> Written exercise
Print each line of the listing once more, precisely as given.

> Extracted records
## Start

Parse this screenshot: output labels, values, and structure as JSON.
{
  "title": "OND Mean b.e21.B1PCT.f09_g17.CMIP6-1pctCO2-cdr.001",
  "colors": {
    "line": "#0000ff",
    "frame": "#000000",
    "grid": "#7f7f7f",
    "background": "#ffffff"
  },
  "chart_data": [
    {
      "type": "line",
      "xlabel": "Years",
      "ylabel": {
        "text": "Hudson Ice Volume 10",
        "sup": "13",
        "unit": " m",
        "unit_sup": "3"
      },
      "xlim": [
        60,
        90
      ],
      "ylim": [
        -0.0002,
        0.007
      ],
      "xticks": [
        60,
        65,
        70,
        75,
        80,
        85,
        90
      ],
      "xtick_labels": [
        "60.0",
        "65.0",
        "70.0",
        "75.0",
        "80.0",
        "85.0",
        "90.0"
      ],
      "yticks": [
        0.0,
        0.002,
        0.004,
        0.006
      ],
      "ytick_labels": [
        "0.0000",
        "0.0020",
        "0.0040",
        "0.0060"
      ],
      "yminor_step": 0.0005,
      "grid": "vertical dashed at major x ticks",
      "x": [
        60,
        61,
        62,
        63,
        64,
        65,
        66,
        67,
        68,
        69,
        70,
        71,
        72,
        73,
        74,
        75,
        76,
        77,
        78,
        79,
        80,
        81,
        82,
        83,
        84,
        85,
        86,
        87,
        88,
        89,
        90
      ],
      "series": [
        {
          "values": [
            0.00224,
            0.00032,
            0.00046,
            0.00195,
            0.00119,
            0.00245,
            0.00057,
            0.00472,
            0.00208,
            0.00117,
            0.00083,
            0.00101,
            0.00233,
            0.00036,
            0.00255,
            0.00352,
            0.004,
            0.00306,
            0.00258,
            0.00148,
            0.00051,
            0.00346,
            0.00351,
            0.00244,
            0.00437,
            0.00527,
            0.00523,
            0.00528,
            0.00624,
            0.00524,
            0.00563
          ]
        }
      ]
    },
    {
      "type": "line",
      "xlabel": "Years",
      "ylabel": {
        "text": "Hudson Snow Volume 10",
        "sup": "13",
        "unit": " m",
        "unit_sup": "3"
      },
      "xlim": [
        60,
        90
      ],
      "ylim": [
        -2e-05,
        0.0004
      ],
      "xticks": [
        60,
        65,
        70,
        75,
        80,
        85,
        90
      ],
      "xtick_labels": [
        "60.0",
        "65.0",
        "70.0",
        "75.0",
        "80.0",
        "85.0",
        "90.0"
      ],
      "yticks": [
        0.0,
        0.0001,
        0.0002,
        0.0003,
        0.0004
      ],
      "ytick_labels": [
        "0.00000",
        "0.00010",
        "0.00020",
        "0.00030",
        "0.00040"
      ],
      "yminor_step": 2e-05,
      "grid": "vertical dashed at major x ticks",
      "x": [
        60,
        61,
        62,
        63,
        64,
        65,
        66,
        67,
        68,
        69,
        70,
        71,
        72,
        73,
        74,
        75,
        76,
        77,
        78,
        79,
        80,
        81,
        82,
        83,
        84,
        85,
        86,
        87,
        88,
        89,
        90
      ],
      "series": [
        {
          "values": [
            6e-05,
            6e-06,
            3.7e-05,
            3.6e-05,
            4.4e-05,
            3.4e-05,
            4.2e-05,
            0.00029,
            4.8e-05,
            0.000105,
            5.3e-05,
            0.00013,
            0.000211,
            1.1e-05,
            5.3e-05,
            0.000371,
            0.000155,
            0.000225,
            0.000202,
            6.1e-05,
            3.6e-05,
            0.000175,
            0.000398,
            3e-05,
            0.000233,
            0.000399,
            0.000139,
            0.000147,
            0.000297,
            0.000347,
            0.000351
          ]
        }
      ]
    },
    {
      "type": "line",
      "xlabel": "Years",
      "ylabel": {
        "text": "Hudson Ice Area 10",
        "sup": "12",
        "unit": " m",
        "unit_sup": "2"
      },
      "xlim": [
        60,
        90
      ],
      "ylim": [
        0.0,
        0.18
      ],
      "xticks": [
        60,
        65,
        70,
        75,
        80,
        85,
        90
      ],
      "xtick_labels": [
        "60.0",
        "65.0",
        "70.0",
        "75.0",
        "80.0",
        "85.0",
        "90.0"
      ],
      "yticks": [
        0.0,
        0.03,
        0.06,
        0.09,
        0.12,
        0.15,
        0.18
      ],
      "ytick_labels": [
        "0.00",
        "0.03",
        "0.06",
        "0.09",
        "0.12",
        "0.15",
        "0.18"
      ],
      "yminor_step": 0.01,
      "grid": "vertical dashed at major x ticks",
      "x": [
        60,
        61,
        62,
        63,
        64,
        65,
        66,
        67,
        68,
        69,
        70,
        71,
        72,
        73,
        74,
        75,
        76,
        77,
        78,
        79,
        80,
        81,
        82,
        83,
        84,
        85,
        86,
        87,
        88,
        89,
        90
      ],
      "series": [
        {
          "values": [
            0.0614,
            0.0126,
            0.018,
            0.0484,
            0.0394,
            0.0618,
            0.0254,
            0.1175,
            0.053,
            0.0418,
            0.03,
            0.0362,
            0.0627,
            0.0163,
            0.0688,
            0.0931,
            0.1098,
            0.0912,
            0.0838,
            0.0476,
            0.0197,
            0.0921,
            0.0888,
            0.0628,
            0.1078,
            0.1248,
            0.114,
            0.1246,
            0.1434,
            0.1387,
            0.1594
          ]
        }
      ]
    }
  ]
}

## End

> Final answer
Parse this screenshot: output labels, values, and structure as JSON.
{
  "title": "OND Mean b.e21.B1PCT.f09_g17.CMIP6-1pctCO2-cdr.001",
  "colors": {
    "line": "#0000ff",
    "frame": "#000000",
    "grid": "#7f7f7f",
    "background": "#ffffff"
  },
  "chart_data": [
    {
      "type": "line",
      "xlabel": "Years",
      "ylabel": {
        "text": "Hudson Ice Volume 10",
        "sup": "13",
        "unit": " m",
        "unit_sup": "3"
      },
      "xlim": [
        60,
        90
      ],
      "ylim": [
        -0.0002,
        0.007
      ],
      "xticks": [
        60,
        65,
        70,
        75,
        80,
        85,
        90
      ],
      "xtick_labels": [
        "60.0",
        "65.0",
        "70.0",
        "75.0",
        "80.0",
        "85.0",
        "90.0"
      ],
      "yticks": [
        0.0,
        0.002,
        0.004,
        0.006
      ],
      "ytick_labels": [
        "0.0000",
        "0.0020",
        "0.0040",
        "0.0060"
      ],
      "yminor_step": 0.0005,
      "grid": "vertical dashed at major x ticks",
      "x": [
        60,
        61,
        62,
        63,
        64,
        65,
        66,
        67,
        68,
        69,
        70,
        71,
        72,
        73,
        74,
        75,
        76,
        77,
        78,
        79,
        80,
        81,
        82,
        83,
        84,
        85,
        86,
        87,
        88,
        89,
        90
      ],
      "series": [
        {
          "values": [
            0.00224,
            0.00032,
            0.00046,
            0.00195,
            0.00119,
            0.00245,
            0.00057,
            0.00472,
            0.00208,
            0.00117,
            0.00083,
            0.00101,
            0.00233,
            0.00036,
            0.00255,
            0.00352,
            0.004,
            0.00306,
            0.00258,
            0.00148,
            0.00051,
            0.00346,
            0.00351,
            0.00244,
            0.00437,
            0.00527,
            0.00523,
            0.00528,
            0.00624,
            0.00524,
            0.00563
          ]
        }
      ]
    },
    {
      "type": "line",
      "xlabel": "Years",
      "ylabel": {
        "text": "Hudson Snow Volume 10",
        "sup": "13",
        "unit": " m",
        "unit_sup": "3"
      },
      "xlim": [
        60,
        90
      ],
      "ylim": [
        -2e-05,
        0.0004
      ],
      "xticks": [
        60,
        65,
        70,
        75,
        80,
        85,
        90
      ],
      "xtick_labels": [
        "60.0",
        "65.0",
        "70.0",
        "75.0",
        "80.0",
        "85.0",
        "90.0"
      ],
      "yticks": [
        0.0,
        0.0001,
        0.0002,
        0.0003,
        0.0004
      ],
      "ytick_labels": [
        "0.00000",
        "0.00010",
        "0.00020",
        "0.00030",
        "0.00040"
      ],
      "yminor_step": 2e-05,
      "grid": "vertical dashed at major x ticks",
      "x": [
        60,
        61,
        62,
        63,
        64,
        65,
        66,
        67,
        68,
        69,
        70,
        71,
        72,
        73,
        74,
        75,
        76,
        77,
        78,
        79,
        80,
        81,
        82,
        83,
        84,
        85,
        86,
        87,
        88,
        89,
        90
      ],
      "series": [
        {
          "values": [
            6e-05,
            6e-06,
            3.7e-05,
            3.6e-05,
            4.4e-05,
            3.4e-05,
            4.2e-05,
            0.00029,
            4.8e-05,
            0.000105,
            5.3e-05,
            0.00013,
            0.000211,
            1.1e-05,
            5.3e-05,
            0.000371,
            0.000155,
            0.000225,
            0.000202,
            6.1e-05,
            3.6e-05,
            0.000175,
            0.000398,
            3e-05,
            0.000233,
            0.000399,
            0.000139,
            0.000147,
            0.000297,
            0.000347,
            0.000351
          ]
        }
      ]
    },
    {
      "type": "line",
      "xlabel": "Years",
      "ylabel": {
        "text": "Hudson Ice Area 10",
        "sup": "12",
        "unit": " m",
        "unit_sup": "2"
      },
      "xlim": [
        60,
        90
      ],
      "ylim": [
        0.0,
        0.18
      ],
      "xticks": [
        60,
        65,
        70,
        75,
        80,
        85,
        90
      ],
      "xtick_labels": [
        "60.0",
        "65.0",
        "70.0",
        "75.0",
        "80.0",
        "85.0",
        "90.0"
      ],
      "yticks": [
        0.0,
        0.03,
        0.06,
        0.09,
        0.12,
        0.15,
        0.18
      ],
      "ytick_labels": [
        "0.00",
        "0.03",
        "0.06",
        "0.09",
        "0.12",
        "0.15",
        "0.18"
      ],
      "yminor_step": 0.01,
      "grid": "vertical dashed at major x ticks",
      "x": [
        60,
        61,
        62,
        63,
        64,
        65,
        66,
        67,
        68,
        69,
        70,
        71,
        72,
        73,
        74,
        75,
        76,
        77,
        78,
        79,
        80,
        81,
        82,
        83,
        84,
        85,
        86,
        87,
        88,
        89,
        90
      ],
      "series": [
        {
          "values": [
            0.0614,
            0.0126,
            0.018,
            0.0484,
            0.0394,
            0.0618,
            0.0254,
            0.1175,
            0.053,
            0.0418,
            0.03,
            0.0362,
            0.0627,
            0.0163,
            0.0688,
            0.0931,
            0.1098,
            0.0912,
            0.0838,
            0.0476,
            0.0197,
            0.0921,
            0.0888,
            0.0628,
            0.1078,
            0.1248,
            0.114,
            0.1246,
            0.1434,
            0.1387,
            0.1594
          ]
        }
      ]
    }
  ]
}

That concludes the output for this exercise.